┌─ BLOC DE TEXTE

Comment la lanterne magique ouvrit la voie au cinéma
L’invention du cinéma à la fin du XIXe
siècle n’a pas constitué de rupture avec la culture de l’image existante. Depuis bien longtemps déjà, des formes de divertissement comportaient des images en mouvement. L’une d’elles était la lanterne magique, très prisée des savants et marchands d’illusion jusqu’au début du XXe siècle en Belgique et aux Pays-Bas. Reste à savoir comment cette lampe magique a pu servir à la diffusion de la connaissance.
Cette soirée de janvier 1896, le Grand Café du 14 boulevard des Capucines était plongé dans l’obscurité. Pourtant, la salle était comble. Le silence se fit lorsque le projecteur démarra. Tous les regards se tournèrent vers l’écran, où un train apparut, surmonté d’un panache de fumée. Le public, captivé, crut voir le monstre d’acier venir vers lui. Le train ne ralentit pas, mais sembla foncer droit sur les spectateurs! Certains, pris de panique, se levèrent, d’autres hurlèrent ou se cachèrent les yeux et firent leur prière.

└─
┌─ EXTRAITS DE DONNÉES

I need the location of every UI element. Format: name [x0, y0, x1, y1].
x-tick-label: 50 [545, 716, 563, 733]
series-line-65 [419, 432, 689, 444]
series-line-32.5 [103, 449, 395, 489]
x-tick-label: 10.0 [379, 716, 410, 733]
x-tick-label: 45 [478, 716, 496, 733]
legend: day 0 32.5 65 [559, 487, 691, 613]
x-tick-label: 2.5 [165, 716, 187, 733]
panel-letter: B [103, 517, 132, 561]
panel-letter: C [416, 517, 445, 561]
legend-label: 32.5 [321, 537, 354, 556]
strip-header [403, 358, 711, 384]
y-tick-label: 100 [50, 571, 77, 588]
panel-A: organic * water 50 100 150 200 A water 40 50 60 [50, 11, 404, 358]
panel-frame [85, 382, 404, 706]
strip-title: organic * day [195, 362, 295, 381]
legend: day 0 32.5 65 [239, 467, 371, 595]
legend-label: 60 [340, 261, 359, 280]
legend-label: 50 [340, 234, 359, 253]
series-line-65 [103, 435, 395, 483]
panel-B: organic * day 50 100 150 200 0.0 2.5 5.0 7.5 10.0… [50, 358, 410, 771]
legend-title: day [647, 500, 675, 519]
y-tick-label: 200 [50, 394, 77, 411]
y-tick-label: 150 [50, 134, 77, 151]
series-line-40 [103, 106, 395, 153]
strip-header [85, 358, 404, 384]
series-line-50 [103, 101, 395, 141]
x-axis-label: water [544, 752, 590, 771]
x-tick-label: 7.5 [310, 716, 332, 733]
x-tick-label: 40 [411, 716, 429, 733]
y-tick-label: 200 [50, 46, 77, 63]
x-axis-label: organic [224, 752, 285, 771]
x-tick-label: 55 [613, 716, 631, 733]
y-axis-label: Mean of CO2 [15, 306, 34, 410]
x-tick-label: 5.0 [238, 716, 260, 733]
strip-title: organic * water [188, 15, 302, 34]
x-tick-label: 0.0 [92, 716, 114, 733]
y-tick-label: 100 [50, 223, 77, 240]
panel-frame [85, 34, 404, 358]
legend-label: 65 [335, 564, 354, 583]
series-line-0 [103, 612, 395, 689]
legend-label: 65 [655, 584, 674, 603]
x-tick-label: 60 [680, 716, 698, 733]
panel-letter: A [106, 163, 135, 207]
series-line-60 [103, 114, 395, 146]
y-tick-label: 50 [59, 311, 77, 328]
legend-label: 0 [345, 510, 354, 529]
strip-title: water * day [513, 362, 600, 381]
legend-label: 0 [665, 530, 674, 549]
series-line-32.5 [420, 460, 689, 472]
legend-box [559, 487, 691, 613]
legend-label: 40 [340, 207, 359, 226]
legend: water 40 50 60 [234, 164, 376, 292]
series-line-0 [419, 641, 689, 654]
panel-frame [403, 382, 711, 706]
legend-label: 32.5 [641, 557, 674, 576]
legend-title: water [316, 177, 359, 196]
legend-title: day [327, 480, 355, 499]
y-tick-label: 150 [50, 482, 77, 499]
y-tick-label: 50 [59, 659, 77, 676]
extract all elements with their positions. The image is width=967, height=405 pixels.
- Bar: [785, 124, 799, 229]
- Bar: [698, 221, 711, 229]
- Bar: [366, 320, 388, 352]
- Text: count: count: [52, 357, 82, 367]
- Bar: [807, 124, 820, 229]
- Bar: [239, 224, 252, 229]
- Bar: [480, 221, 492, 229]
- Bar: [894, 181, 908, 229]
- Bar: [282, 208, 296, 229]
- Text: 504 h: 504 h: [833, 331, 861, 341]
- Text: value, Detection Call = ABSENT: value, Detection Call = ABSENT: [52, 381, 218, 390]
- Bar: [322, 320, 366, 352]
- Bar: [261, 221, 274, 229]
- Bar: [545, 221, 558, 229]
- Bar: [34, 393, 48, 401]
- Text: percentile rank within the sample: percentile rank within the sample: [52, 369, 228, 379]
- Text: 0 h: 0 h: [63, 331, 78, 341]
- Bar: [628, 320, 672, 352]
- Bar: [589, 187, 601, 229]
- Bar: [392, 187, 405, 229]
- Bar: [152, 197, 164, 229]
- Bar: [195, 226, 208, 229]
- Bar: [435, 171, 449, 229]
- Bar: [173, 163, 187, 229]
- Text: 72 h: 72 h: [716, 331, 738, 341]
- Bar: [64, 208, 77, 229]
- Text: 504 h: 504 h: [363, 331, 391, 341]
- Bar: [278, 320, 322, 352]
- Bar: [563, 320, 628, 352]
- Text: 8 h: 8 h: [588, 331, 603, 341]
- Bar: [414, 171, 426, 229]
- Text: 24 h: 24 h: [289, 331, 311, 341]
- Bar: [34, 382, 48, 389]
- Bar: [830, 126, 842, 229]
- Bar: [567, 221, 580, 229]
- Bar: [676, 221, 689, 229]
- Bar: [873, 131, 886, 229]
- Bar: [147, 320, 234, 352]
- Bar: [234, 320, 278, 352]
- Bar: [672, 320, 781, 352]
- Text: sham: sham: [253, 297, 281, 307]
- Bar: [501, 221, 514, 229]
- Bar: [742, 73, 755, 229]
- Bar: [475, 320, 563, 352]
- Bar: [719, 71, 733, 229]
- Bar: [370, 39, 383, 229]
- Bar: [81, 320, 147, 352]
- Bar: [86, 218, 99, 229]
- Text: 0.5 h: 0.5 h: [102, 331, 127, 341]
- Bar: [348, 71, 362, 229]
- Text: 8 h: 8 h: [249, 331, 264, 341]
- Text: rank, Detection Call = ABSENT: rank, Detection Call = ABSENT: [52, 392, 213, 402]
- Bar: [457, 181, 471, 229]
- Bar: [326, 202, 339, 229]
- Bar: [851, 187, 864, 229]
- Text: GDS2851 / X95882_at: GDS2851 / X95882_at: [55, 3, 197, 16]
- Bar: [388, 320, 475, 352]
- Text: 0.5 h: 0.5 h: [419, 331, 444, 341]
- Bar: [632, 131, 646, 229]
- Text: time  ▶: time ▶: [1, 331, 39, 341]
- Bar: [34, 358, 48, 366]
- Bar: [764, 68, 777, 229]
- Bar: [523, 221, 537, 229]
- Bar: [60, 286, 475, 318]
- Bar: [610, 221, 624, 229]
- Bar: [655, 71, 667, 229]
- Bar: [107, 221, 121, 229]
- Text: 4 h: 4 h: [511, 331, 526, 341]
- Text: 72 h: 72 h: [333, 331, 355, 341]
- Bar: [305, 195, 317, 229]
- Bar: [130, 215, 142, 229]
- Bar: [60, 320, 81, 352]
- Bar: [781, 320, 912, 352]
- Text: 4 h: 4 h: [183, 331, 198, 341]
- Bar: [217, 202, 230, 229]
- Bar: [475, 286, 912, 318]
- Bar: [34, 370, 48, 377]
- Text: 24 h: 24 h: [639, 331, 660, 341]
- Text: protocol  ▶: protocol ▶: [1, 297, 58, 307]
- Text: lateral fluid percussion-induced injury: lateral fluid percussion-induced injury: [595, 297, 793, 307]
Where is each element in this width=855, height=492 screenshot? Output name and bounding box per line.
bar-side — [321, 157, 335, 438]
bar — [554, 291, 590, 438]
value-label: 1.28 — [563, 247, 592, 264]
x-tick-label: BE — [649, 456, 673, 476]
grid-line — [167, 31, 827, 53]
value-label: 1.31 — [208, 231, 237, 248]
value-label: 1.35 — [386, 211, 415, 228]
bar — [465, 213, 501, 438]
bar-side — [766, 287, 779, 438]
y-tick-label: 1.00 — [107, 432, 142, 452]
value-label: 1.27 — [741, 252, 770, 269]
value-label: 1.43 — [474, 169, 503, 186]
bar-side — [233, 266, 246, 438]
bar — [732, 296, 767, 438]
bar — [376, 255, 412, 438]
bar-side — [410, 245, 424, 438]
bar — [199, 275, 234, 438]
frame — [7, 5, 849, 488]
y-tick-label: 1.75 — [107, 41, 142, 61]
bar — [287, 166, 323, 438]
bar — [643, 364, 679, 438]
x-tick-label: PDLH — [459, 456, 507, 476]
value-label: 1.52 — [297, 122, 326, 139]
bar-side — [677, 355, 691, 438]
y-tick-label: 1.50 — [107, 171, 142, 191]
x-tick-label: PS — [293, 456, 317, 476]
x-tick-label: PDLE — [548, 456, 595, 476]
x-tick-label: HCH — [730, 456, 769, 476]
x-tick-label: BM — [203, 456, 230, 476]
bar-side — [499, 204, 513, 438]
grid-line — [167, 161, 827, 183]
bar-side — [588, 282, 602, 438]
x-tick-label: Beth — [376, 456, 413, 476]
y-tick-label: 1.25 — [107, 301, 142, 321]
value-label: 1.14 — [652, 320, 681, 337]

└─

● CONSIGNES DE L'EXERCICE
**A.** Recopiez intégralement le texte sur la lanterne magique et le cinéma, sans rien y changer.
**B.** Retranscrivez telle quelle, s'il vous plaît, la partie de la liste qui commence à sa première ligne et se termine à la ligne contenant « series-line-50 [103, 101, 395, 141] », cette dernière comprise.
Le texte et la liste sont sans rapport l'un avec l'autre.

● CORRIGÉ DE L'EXERCICE
**A.**
Comment la lanterne magique ouvrit la voie au cinéma
L’invention du cinéma à la fin du XIXe
siècle n’a pas constitué de rupture avec la culture de l’image existante. Depuis bien longtemps déjà, des formes de divertissement comportaient des images en mouvement. L’une d’elles était la lanterne magique, très prisée des savants et marchands d’illusion jusqu’au début du XXe siècle en Belgique et aux Pays-Bas. Reste à savoir comment cette lampe magique a pu servir à la diffusion de la connaissance.
Cette soirée de janvier 1896, le Grand Café du 14 boulevard des Capucines était plongé dans l’obscurité. Pourtant, la salle était comble. Le silence se fit lorsque le projecteur démarra. Tous les regards se tournèrent vers l’écran, où un train apparut, surmonté d’un panache de fumée. Le public, captivé, crut voir le monstre d’acier venir vers lui. Le train ne ralentit pas, mais sembla foncer droit sur les spectateurs! Certains, pris de panique, se levèrent, d’autres hurlèrent ou se cachèrent les yeux et firent leur prière.

**B.**
I need the location of every UI element. Format: name [x0, y0, x1, y1].
x-tick-label: 50 [545, 716, 563, 733]
series-line-65 [419, 432, 689, 444]
series-line-32.5 [103, 449, 395, 489]
x-tick-label: 10.0 [379, 716, 410, 733]
x-tick-label: 45 [478, 716, 496, 733]
legend: day 0 32.5 65 [559, 487, 691, 613]
x-tick-label: 2.5 [165, 716, 187, 733]
panel-letter: B [103, 517, 132, 561]
panel-letter: C [416, 517, 445, 561]
legend-label: 32.5 [321, 537, 354, 556]
strip-header [403, 358, 711, 384]
y-tick-label: 100 [50, 571, 77, 588]
panel-A: organic * water 50 100 150 200 A water 40 50 60 [50, 11, 404, 358]
panel-frame [85, 382, 404, 706]
strip-title: organic * day [195, 362, 295, 381]
legend: day 0 32.5 65 [239, 467, 371, 595]
legend-label: 60 [340, 261, 359, 280]
legend-label: 50 [340, 234, 359, 253]
series-line-65 [103, 435, 395, 483]
panel-B: organic * day 50 100 150 200 0.0 2.5 5.0 7.5 10.0… [50, 358, 410, 771]
legend-title: day [647, 500, 675, 519]
y-tick-label: 200 [50, 394, 77, 411]
y-tick-label: 150 [50, 134, 77, 151]
series-line-40 [103, 106, 395, 153]
strip-header [85, 358, 404, 384]
series-line-50 [103, 101, 395, 141]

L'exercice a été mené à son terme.